Required work:
Copy out exactly the lines from the line containing "What text is on this page?" to the end of the listing.

______________________________

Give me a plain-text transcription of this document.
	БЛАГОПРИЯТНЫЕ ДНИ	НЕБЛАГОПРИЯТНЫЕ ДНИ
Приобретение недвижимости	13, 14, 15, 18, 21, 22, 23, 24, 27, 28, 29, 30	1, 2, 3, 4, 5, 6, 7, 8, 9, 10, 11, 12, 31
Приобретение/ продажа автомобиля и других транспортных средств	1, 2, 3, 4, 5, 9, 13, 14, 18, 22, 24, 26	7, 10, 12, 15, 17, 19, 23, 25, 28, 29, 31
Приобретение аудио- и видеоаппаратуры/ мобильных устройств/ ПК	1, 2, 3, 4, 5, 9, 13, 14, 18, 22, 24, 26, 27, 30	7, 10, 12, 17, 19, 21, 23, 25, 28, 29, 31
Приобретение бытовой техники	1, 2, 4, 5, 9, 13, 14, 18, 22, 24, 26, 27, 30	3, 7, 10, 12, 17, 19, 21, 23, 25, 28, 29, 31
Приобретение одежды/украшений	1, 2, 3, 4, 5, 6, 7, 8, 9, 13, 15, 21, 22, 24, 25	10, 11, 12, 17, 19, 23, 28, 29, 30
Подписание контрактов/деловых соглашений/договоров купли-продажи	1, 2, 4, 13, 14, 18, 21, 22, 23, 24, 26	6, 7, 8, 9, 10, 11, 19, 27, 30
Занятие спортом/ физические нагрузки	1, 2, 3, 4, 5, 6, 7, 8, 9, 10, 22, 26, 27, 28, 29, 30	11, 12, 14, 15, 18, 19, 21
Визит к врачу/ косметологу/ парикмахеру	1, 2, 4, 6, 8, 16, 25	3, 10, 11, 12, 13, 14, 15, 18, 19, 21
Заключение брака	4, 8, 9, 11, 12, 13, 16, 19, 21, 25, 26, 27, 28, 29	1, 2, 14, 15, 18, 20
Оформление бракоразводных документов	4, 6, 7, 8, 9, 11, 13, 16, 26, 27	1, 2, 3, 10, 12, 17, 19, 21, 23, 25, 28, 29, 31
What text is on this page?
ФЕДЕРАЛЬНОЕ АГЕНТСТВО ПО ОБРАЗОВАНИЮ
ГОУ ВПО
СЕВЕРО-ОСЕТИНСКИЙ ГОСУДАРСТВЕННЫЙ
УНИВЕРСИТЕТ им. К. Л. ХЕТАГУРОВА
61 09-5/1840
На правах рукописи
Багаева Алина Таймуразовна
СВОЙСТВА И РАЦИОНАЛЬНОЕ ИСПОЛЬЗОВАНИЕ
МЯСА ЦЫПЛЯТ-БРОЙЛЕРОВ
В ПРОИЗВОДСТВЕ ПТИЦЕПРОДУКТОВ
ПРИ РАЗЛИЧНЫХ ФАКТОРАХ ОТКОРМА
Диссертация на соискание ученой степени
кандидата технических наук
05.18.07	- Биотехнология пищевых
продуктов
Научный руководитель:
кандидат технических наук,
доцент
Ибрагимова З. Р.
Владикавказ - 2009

______________________________

Solution to the problem:
What text is on this page?
ФЕДЕРАЛЬНОЕ АГЕНТСТВО ПО ОБРАЗОВАНИЮ
ГОУ ВПО
СЕВЕРО-ОСЕТИНСКИЙ ГОСУДАРСТВЕННЫЙ
УНИВЕРСИТЕТ им. К. Л. ХЕТАГУРОВА
61 09-5/1840
На правах рукописи
Багаева Алина Таймуразовна
СВОЙСТВА И РАЦИОНАЛЬНОЕ ИСПОЛЬЗОВАНИЕ
МЯСА ЦЫПЛЯТ-БРОЙЛЕРОВ
В ПРОИЗВОДСТВЕ ПТИЦЕПРОДУКТОВ
ПРИ РАЗЛИЧНЫХ ФАКТОРАХ ОТКОРМА
Диссертация на соискание ученой степени
кандидата технических наук
05.18.07	- Биотехнология пищевых
продуктов
Научный руководитель:
кандидат технических наук,
доцент
Ибрагимова З. Р.
Владикавказ - 2009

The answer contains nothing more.